### Extract provided
(begin)

How to learn Building Labels And Outcomes for SQL in Data Scientist for free

Why this matters

As a Data Scientist, you often need to train models to predict something: conversion, churn, fraud, upsell, or revenue. In SQL, this means building a reliable label (outcome) for each entity and timestamp, such as user-on-day or order-at-time. Good labels make your model meaningful; bad labels cause leakage and misleading metrics.

Product: Predict signup-to-purchase within 7 days to optimize onboarding.
Growth: Predict which users will convert this week for targeted emails.
Ops: Flag orders that become chargebacks within 60 days.
Retention: Identify accounts likely to churn next month.

Why it’s tricky

You must freeze features at an as_of_date and only look forward to compute the label.
Window boundaries (inclusive/exclusive) change results.
Data gaps and late events create false positives/negatives.

Concept explained simply

Label (Outcome): The thing you want to predict, computed in a defined future window relative to a specific as_of_date.

Mental model: Imagine a pause button. At each as_of_date, you freeze the world (features). Then you press play and peek only into the approved future window to decide if the outcome happened. Anything outside this allowed future window is invisible.

Entity: user_id, account_id, order_id, etc.
As_of_date: when features are known (snapshot time).
Lookback window: how far back you compute features (e.g., past 30 days).
Label window: how far forward you look to compute the outcome (e.g., next 7 days).
Leakage: when label or features use information that was not available at as_of_date.

Label design patterns

Binary conversion: label = 1 if event occurs in (as_of_date, as_of_date + N] days.
Churn by inactivity: label = 1 if no activity in (as_of_date, as_of_date + N] days.
Time-to-event: label = days until event; censored if event not observed by end of window.
Regression: label = numeric outcome (e.g., revenue in next 30 days).

Boundary choices (inclusive/exclusive)

Common leakage-safe boundary for binary conversion: event_time > as_of_time AND event_time <= as_of_time + window. Excluding the exact as_of moment reduces the chance of accidentally including events recorded later the same day.

Worked examples

-- Entities at as_of_date = signup_date
SELECT u.user_id,
       u.signup_date AS as_of_date,
       CASE WHEN EXISTS (
         SELECT 1 FROM events e
         WHERE e.user_id = u.user_id
           AND e.event_type = 'purchase'
           AND e.event_date > u.signup_date
           AND e.event_date <= u.signup_date + INTERVAL '7 days'
       ) THEN 1 ELSE 0 END AS label_converted_7d
FROM users u;
-- Adjust date functions to your SQL engine if needed.

Example 2: Churn in next 30 days (inactivity)

-- Label = 1 if user has NO activity in the next 30 days after as_of_date
WITH obs AS (
  SELECT user_id, as_of_date
  FROM user_daily_snapshots  -- one row per user and day
)
SELECT o.user_id, o.as_of_date,
       CASE WHEN NOT EXISTS (
         SELECT 1 FROM events e
         WHERE e.user_id = o.user_id
           AND e.event_date > o.as_of_date
           AND e.event_date <= o.as_of_date + INTERVAL '30 days'
       ) THEN 1 ELSE 0 END AS label_churn_30d
FROM obs o;

Example 3: Next 30-day revenue (regression)

(end)

### Exercise A
Return every line of the listing that contains the string "marker". Case counts.

### Records for processing
(begin)

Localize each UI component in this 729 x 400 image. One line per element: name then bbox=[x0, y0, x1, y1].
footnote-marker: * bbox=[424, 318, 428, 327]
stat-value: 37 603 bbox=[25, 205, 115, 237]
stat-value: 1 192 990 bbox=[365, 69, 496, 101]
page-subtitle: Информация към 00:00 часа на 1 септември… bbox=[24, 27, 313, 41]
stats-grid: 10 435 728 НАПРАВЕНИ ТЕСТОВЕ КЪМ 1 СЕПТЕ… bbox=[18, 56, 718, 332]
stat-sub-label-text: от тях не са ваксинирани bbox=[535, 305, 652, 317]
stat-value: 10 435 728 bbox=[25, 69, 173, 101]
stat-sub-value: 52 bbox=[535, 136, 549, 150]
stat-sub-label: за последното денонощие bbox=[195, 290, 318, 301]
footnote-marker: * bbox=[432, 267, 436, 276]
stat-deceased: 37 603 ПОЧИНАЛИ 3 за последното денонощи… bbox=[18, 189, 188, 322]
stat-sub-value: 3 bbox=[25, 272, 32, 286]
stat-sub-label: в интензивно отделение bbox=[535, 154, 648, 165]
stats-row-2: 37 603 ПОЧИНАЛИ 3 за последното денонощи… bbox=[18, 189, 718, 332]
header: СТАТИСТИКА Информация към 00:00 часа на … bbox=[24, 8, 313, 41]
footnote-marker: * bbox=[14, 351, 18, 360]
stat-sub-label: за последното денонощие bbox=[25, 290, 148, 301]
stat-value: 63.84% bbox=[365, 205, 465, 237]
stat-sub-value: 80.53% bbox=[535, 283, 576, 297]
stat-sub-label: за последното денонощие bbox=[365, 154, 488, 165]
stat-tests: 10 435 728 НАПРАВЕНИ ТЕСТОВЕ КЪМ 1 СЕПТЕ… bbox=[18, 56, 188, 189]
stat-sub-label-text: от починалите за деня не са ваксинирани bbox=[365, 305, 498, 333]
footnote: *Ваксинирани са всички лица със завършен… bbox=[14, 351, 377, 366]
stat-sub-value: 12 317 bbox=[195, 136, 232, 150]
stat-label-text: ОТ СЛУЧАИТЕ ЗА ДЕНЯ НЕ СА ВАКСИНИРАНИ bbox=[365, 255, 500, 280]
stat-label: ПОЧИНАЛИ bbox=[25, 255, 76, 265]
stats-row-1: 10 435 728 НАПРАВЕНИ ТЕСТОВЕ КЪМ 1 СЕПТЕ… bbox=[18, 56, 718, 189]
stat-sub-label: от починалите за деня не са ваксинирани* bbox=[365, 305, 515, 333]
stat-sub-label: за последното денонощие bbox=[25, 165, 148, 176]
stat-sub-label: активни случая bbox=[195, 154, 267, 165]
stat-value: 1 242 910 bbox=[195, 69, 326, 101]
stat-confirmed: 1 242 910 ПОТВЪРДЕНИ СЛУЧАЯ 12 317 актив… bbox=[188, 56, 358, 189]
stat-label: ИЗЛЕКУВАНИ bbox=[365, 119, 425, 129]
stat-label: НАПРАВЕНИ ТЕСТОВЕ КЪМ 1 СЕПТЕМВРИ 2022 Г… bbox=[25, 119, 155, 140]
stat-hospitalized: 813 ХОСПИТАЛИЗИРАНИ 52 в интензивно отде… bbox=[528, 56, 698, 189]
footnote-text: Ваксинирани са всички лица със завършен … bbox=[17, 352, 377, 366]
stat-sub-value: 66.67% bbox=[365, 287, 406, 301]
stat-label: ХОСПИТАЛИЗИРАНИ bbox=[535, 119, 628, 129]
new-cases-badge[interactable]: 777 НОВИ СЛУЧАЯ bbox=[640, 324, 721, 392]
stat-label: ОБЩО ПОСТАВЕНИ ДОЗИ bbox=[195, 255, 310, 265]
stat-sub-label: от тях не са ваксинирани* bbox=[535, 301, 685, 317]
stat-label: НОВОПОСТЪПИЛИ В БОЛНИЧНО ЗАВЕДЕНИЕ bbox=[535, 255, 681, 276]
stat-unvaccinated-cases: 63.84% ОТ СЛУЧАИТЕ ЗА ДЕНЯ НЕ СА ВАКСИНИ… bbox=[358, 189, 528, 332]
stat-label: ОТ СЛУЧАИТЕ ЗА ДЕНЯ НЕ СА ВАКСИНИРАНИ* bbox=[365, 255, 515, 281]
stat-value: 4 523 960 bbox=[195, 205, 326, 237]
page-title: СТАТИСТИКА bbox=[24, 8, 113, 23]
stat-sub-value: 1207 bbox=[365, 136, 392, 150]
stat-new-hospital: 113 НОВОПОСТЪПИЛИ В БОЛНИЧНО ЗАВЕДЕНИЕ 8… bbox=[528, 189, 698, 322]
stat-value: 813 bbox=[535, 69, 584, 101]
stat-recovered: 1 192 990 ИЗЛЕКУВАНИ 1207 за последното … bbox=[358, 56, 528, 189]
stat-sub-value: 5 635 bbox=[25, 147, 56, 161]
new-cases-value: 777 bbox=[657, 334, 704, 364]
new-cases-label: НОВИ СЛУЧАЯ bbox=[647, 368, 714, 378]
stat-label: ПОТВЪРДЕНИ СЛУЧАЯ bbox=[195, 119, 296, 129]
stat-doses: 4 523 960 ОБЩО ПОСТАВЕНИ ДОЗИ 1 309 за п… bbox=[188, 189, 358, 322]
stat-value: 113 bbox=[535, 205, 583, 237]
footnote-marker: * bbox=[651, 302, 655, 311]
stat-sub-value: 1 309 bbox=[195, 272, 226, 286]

(end)

### Exercise B
In the guide on building SQL labels, what does the Ops use case flag?

### Written solution A
footnote-marker: * bbox=[424, 318, 428, 327]
footnote-marker: * bbox=[432, 267, 436, 276]
footnote-marker: * bbox=[14, 351, 18, 360]
footnote-marker: * bbox=[651, 302, 655, 311]

### Written solution B
Orders that become chargebacks within 60 days.